» **WHAT THE EXERCISE ASKS**
Each line containing the word "series" must be reported.

» **MATERIAL SUPPLIED**
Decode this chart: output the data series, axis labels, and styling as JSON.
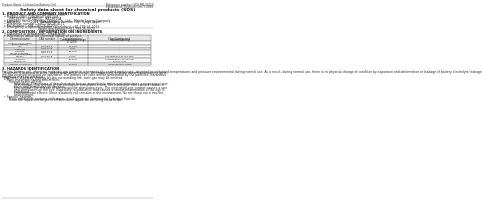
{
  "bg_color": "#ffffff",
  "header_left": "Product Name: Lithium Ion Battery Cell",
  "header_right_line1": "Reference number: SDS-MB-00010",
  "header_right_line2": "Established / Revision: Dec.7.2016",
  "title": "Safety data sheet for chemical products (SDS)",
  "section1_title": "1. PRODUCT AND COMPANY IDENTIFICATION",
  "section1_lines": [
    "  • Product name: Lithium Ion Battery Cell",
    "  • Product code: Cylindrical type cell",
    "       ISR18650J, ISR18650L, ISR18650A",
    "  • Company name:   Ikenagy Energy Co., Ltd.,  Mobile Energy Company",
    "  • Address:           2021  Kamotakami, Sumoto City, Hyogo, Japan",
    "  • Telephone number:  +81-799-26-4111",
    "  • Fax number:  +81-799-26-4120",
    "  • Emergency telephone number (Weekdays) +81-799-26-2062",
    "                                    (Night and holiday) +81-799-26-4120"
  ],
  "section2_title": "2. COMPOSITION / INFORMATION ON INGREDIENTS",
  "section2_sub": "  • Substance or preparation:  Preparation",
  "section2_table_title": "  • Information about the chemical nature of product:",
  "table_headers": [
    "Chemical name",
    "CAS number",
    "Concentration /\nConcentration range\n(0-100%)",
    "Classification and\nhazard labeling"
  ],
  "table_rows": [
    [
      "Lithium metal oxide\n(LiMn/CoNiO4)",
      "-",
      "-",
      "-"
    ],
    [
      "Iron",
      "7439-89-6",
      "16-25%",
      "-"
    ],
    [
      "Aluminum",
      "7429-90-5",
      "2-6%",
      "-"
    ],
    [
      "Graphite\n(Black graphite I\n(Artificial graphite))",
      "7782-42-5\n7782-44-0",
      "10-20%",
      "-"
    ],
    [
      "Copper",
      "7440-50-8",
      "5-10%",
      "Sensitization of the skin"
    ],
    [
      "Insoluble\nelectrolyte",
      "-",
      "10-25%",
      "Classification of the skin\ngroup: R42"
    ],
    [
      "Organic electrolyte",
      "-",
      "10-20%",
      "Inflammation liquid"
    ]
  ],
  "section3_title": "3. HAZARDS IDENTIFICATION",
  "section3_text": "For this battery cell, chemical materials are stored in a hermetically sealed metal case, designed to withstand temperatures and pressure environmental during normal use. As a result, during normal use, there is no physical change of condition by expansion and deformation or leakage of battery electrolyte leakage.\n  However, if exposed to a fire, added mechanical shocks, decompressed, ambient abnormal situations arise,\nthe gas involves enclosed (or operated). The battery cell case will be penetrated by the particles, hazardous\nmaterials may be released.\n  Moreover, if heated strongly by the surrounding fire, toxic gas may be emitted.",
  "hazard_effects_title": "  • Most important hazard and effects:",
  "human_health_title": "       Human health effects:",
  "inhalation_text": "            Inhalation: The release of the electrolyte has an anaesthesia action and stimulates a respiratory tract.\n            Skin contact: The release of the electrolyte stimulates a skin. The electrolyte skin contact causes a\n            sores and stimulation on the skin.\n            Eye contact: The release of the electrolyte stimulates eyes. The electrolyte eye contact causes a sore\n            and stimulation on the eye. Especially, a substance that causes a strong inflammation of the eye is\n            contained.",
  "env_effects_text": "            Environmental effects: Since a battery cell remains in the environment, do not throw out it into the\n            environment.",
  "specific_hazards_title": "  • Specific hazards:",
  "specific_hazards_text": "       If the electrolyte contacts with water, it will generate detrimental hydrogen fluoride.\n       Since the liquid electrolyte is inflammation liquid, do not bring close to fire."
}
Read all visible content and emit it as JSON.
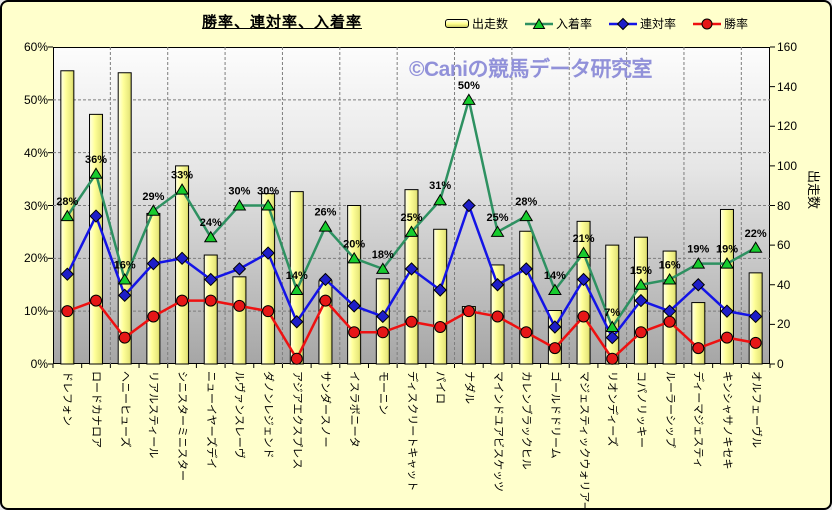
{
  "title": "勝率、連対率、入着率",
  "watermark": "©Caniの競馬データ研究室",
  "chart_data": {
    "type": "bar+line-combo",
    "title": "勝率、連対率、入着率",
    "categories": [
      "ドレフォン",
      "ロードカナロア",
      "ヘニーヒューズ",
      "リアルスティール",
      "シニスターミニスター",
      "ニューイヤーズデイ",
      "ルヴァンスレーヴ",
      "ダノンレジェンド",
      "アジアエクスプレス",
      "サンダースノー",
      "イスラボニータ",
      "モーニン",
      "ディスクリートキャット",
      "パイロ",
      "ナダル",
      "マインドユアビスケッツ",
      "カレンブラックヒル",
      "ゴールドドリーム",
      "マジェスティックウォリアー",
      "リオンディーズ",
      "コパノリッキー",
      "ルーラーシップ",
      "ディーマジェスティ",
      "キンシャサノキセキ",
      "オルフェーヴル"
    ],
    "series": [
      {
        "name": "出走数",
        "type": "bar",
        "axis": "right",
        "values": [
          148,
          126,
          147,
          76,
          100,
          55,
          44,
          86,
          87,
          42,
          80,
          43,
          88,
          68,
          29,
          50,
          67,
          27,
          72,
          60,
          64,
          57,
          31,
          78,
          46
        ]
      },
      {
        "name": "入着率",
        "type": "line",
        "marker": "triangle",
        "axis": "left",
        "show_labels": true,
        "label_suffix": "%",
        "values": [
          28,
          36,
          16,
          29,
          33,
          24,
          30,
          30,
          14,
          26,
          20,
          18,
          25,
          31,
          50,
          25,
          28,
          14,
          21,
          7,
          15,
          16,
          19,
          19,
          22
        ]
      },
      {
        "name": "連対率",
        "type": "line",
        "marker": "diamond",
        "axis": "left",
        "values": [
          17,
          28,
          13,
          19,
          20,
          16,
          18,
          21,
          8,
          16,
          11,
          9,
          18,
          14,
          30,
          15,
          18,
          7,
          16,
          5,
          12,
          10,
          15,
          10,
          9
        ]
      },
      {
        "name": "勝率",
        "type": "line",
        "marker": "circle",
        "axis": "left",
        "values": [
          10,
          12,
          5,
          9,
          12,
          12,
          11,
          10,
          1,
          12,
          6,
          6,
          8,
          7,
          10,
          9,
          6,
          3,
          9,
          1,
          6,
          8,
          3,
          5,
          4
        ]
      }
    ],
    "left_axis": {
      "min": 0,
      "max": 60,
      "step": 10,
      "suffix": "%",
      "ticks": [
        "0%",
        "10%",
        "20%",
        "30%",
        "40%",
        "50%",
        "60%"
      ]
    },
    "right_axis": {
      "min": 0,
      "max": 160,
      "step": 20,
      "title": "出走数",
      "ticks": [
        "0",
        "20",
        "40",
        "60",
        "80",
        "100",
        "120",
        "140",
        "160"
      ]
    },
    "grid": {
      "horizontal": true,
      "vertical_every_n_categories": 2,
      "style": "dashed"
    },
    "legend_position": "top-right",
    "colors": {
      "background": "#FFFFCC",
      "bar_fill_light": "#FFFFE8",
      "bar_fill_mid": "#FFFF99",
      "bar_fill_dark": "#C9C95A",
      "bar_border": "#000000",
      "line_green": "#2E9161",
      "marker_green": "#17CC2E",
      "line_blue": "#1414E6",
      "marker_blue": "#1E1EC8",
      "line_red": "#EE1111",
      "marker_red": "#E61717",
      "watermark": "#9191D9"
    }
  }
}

» **RESULT BELOW**
Decode this chart: output the data series, axis labels, and styling as JSON.
    "series": [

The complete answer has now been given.